### WRITTEN EXERCISE
Select all lines holding the word "रबतर" from the entries that follow.

### TASK INPUTS

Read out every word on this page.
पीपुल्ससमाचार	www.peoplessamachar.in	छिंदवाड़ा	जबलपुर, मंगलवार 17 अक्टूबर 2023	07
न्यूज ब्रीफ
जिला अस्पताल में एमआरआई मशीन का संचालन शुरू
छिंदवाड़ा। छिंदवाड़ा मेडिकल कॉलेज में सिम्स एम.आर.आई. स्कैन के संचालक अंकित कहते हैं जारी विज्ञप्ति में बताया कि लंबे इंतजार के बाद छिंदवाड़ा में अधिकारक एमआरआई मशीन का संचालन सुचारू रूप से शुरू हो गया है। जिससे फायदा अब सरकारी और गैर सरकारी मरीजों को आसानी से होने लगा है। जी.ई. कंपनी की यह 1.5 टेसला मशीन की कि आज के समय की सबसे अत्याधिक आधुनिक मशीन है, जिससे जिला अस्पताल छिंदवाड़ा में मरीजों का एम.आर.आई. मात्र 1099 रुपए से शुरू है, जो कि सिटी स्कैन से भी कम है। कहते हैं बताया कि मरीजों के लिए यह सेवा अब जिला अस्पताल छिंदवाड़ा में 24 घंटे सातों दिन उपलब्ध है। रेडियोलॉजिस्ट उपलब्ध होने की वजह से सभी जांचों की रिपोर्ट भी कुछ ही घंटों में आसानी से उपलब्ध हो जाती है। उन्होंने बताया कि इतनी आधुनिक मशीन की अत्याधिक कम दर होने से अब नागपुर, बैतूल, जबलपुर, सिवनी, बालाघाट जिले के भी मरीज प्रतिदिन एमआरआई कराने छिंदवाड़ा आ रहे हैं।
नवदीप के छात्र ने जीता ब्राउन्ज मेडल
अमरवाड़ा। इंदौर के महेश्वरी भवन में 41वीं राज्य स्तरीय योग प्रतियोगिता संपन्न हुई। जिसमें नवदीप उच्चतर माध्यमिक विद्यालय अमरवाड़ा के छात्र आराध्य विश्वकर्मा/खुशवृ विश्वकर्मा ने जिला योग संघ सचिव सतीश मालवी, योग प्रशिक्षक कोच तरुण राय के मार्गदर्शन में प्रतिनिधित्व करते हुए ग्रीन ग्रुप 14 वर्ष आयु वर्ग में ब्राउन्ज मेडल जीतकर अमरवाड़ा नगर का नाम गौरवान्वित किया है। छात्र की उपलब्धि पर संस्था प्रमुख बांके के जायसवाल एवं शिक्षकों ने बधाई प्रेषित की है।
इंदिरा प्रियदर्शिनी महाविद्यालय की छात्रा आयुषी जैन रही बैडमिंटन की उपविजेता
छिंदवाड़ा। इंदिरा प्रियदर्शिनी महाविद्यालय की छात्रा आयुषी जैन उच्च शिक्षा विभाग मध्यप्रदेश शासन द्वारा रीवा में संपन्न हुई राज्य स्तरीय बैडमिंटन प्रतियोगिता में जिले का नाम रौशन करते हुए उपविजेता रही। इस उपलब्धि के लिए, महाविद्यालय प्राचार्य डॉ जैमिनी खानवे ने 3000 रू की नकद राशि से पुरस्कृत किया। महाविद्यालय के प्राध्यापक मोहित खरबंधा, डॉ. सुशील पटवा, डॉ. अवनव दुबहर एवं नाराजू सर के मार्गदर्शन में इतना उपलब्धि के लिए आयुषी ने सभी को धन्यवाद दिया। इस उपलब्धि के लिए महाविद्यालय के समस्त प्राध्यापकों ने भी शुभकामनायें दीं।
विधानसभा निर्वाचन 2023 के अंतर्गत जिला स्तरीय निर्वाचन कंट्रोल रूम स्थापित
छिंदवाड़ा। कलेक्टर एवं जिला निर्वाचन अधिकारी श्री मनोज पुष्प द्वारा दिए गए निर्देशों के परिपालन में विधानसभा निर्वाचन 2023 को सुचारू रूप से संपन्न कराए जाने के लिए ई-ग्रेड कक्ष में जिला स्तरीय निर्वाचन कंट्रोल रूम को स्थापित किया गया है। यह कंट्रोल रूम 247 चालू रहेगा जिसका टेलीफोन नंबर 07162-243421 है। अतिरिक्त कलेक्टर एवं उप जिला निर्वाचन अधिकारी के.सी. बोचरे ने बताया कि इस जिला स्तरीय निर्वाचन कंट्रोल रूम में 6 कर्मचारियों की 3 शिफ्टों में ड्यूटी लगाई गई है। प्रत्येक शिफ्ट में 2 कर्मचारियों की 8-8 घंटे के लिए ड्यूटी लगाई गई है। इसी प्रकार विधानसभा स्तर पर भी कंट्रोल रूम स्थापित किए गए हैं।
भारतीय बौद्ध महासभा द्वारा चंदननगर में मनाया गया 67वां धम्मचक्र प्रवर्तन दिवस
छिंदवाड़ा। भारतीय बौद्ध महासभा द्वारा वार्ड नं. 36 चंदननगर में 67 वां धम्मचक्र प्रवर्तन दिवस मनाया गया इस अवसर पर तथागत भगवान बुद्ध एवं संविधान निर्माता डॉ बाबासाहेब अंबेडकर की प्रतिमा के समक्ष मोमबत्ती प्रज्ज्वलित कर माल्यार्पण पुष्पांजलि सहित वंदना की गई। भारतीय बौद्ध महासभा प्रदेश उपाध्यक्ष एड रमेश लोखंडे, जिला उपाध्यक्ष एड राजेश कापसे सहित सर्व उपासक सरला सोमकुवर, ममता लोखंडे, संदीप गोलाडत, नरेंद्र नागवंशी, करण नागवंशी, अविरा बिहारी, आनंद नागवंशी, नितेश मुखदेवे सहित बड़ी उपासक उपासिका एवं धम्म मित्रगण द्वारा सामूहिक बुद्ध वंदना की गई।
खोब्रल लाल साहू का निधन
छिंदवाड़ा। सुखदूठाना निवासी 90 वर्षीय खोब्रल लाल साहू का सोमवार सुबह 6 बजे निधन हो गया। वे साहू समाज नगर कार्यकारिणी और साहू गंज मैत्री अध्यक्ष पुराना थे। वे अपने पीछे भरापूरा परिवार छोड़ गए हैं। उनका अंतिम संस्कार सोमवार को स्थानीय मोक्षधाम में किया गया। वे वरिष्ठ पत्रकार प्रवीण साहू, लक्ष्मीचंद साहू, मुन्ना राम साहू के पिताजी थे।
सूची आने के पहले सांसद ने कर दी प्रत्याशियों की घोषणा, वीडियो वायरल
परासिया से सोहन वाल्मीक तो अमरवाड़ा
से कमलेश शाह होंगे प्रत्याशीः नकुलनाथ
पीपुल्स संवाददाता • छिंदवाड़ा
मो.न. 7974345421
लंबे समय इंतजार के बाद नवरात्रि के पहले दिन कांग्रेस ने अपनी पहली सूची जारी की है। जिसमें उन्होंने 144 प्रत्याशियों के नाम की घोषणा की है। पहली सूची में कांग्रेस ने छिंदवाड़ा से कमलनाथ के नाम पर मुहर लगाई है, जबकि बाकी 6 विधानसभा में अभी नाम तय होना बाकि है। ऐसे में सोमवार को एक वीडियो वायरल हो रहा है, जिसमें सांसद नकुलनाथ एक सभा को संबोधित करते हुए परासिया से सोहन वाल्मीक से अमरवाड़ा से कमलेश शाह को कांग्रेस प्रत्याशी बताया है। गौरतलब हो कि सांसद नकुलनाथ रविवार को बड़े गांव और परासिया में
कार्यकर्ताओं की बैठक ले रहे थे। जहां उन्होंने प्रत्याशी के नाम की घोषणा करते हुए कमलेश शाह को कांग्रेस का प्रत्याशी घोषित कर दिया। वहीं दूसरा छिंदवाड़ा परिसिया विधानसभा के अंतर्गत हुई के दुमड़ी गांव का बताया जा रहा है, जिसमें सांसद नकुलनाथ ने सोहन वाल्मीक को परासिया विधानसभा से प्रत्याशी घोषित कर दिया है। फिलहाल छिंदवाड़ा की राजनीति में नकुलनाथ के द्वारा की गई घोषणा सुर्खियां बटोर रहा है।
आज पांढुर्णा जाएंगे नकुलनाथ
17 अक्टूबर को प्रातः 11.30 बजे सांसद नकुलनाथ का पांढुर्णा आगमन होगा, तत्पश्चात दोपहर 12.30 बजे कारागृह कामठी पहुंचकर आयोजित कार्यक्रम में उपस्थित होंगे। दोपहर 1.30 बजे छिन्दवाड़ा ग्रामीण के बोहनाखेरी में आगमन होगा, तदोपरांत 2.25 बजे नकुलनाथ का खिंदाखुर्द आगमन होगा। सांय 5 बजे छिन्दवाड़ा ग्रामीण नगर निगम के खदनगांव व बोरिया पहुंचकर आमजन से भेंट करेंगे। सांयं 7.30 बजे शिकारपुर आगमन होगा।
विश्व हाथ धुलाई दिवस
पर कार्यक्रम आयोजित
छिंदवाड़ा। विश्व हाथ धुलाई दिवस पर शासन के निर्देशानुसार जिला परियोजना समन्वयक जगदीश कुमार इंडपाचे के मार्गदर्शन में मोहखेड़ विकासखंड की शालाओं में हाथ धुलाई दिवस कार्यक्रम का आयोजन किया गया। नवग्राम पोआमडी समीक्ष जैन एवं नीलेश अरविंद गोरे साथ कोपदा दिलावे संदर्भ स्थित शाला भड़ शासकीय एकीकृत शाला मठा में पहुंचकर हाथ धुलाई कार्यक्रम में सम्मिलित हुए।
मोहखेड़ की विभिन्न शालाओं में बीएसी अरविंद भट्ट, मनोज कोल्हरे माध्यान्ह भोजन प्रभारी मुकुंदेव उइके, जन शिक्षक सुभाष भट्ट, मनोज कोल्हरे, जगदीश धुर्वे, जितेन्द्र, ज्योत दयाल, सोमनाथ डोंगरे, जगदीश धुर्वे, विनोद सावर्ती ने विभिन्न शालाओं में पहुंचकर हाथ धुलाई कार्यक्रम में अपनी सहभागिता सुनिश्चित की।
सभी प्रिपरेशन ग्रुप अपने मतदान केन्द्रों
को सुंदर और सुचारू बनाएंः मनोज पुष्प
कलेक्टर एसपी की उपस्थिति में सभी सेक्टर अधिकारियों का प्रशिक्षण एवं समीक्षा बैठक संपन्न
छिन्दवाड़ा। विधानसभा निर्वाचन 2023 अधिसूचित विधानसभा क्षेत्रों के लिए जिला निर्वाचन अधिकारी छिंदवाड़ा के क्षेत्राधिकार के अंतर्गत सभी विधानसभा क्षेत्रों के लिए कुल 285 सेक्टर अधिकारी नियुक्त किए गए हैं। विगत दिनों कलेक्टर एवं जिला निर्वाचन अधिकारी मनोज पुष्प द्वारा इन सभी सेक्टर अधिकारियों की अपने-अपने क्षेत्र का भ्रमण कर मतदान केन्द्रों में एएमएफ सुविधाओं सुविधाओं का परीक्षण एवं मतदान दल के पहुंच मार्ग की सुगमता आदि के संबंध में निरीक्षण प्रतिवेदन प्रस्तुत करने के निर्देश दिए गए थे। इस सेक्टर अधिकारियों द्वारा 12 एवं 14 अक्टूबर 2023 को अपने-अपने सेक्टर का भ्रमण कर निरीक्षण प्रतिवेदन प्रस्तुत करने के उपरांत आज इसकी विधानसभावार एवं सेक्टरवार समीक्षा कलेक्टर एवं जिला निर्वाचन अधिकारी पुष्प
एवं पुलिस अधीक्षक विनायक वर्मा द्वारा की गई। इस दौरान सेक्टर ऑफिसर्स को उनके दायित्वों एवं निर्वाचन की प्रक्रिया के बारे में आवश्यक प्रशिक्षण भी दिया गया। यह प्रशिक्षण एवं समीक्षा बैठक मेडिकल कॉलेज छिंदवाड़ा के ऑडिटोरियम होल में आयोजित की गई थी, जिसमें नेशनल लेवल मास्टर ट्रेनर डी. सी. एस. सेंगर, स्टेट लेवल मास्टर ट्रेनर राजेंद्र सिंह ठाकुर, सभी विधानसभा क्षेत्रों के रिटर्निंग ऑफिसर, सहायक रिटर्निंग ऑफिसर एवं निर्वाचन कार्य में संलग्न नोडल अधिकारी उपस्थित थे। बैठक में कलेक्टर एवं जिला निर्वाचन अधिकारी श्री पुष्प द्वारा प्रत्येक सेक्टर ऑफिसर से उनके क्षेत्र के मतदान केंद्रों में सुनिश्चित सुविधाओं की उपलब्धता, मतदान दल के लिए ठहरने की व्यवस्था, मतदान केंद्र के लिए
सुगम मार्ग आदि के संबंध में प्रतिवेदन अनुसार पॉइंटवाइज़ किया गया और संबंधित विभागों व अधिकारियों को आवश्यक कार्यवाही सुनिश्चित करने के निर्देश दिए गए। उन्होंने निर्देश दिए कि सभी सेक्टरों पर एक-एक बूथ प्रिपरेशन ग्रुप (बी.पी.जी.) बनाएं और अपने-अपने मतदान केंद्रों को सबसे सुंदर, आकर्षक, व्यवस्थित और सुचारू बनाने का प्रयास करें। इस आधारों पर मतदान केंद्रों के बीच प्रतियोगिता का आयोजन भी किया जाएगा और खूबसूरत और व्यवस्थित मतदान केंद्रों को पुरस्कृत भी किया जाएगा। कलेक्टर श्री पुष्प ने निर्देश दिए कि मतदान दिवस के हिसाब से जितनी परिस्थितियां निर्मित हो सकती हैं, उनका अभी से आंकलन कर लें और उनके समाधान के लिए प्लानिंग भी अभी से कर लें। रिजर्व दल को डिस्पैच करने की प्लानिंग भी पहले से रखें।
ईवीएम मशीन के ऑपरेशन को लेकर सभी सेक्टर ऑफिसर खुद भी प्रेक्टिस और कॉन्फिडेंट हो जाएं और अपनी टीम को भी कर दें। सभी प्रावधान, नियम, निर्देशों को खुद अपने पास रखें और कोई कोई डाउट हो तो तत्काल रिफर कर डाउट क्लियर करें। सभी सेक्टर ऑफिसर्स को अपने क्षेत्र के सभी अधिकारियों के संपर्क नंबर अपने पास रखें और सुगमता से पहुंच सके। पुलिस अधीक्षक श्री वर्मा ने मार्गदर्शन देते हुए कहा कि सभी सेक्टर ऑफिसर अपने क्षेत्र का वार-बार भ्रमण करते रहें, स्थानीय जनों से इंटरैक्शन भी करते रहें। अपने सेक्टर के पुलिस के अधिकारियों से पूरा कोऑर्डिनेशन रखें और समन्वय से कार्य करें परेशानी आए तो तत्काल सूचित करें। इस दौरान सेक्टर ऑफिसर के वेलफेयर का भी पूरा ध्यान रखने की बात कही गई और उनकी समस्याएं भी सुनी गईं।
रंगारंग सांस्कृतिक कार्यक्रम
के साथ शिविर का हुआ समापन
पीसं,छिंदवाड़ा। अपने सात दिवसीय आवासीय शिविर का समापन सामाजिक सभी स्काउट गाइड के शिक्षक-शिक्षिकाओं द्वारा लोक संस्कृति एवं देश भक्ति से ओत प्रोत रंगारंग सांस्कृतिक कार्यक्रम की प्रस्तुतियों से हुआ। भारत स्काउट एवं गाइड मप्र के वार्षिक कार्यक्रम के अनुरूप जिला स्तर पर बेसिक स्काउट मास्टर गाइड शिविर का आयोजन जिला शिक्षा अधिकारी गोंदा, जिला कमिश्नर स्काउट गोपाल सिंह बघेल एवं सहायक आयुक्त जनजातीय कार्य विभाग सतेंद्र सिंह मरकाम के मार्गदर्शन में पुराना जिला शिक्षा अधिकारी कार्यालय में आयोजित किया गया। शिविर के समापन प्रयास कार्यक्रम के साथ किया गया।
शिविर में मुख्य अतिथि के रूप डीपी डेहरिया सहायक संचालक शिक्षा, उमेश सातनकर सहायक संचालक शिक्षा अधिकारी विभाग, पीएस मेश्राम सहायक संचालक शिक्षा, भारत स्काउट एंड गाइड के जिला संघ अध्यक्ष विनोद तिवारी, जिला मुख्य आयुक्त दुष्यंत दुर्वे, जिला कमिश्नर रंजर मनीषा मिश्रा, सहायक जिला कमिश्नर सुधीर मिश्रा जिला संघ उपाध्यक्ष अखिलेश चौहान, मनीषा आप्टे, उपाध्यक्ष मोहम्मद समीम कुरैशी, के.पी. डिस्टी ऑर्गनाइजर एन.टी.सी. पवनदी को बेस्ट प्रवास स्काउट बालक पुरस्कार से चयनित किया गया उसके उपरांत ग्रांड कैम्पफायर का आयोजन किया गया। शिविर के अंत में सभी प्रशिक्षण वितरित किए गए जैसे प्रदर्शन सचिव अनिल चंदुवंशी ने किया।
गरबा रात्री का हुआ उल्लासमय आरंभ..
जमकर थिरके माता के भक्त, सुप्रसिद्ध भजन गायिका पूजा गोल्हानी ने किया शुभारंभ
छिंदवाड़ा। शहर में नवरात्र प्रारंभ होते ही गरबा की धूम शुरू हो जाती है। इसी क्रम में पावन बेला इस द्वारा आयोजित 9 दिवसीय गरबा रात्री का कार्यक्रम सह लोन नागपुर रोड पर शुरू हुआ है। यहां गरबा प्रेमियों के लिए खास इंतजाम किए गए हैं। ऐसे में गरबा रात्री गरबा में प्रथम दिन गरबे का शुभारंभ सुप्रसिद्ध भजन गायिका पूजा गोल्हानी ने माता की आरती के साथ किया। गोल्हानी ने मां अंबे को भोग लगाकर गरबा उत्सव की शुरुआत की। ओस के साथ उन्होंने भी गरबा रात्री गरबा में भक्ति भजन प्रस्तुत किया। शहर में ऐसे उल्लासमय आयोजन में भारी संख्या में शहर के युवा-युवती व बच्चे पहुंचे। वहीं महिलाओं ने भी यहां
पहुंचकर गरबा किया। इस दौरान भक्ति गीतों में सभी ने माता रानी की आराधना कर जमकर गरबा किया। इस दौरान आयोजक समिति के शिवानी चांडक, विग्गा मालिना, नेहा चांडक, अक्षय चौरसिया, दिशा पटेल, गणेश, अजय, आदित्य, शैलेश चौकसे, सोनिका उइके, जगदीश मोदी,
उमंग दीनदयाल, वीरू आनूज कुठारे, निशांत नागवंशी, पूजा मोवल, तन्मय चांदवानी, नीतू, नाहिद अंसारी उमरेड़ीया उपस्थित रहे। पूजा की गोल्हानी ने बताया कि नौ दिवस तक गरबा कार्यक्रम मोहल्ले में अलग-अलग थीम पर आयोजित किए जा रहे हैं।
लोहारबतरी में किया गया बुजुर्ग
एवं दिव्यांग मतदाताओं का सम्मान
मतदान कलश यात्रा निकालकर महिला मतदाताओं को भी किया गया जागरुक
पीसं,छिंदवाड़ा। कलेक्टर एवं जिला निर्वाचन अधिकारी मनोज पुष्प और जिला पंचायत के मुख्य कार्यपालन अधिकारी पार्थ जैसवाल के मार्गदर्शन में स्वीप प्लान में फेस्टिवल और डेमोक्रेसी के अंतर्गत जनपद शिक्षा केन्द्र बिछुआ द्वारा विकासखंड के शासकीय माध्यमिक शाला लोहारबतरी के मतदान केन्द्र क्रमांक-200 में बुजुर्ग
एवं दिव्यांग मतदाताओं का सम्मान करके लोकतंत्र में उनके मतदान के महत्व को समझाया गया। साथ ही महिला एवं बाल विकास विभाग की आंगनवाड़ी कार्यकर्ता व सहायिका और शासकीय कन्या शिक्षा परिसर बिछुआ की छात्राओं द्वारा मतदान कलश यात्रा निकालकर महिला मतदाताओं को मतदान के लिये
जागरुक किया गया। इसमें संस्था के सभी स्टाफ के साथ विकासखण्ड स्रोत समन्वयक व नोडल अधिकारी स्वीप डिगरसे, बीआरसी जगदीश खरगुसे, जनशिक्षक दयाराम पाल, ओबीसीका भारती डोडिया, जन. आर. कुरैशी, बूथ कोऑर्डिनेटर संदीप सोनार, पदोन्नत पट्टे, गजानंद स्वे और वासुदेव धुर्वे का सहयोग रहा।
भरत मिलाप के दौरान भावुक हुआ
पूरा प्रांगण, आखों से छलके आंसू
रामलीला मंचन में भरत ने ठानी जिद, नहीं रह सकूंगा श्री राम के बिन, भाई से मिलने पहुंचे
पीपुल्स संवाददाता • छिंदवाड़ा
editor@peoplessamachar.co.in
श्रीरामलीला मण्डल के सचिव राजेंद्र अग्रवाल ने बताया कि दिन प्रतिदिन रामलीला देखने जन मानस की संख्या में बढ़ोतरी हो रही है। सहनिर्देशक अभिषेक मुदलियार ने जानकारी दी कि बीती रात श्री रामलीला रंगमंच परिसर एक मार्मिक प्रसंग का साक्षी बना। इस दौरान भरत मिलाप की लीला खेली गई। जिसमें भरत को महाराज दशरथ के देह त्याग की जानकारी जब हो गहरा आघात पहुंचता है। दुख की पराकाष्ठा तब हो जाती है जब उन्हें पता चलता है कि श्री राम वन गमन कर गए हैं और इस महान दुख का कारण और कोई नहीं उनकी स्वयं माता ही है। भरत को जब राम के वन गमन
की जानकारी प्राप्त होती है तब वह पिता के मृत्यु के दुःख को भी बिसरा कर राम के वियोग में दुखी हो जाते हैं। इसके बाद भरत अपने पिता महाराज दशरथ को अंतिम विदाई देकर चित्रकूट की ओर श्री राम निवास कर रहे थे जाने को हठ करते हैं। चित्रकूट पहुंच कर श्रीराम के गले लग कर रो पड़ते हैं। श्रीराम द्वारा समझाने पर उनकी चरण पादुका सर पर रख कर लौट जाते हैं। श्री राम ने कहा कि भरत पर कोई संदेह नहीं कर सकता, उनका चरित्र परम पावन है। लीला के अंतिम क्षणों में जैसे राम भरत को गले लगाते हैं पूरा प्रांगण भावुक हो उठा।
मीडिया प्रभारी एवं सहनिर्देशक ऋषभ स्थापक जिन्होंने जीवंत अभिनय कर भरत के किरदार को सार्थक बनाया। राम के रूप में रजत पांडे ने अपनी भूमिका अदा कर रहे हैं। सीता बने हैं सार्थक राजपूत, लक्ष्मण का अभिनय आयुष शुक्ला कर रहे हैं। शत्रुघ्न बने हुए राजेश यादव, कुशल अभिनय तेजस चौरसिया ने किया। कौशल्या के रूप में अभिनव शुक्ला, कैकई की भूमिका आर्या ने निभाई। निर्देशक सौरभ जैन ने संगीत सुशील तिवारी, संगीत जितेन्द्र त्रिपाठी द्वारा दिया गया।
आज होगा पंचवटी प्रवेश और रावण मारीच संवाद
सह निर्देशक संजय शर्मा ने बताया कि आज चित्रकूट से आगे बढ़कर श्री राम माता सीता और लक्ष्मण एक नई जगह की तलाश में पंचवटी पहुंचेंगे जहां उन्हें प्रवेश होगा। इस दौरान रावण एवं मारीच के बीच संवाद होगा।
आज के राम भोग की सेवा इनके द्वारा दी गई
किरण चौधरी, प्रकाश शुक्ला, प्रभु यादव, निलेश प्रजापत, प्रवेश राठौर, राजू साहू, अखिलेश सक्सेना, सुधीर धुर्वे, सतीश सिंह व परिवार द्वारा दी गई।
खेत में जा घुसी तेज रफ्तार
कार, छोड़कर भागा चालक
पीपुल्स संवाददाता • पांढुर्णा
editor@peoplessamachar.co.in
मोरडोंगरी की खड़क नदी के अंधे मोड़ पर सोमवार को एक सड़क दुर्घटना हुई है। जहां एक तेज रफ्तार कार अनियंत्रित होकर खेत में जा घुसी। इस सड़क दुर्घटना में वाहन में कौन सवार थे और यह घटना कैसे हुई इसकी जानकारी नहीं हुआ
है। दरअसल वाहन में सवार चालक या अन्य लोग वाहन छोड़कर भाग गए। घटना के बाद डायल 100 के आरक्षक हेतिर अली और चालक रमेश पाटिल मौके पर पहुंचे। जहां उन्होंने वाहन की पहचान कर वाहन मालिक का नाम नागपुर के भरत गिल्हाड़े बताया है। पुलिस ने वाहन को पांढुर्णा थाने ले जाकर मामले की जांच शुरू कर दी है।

### FULL ANSWER
लोहारबतरी में किया गया बुजुर्ग
पीसं,छिंदवाड़ा। कलेक्टर एवं जिला निर्वाचन अधिकारी मनोज पुष्प और जिला पंचायत के मुख्य कार्यपालन अधिकारी पार्थ जैसवाल के मार्गदर्शन में स्वीप प्लान में फेस्टिवल और डेमोक्रेसी के अंतर्गत जनपद शिक्षा केन्द्र बिछुआ द्वारा विकासखंड के शासकीय माध्यमिक शाला लोहारबतरी के मतदान केन्द्र क्रमांक-200 में बुजुर्ग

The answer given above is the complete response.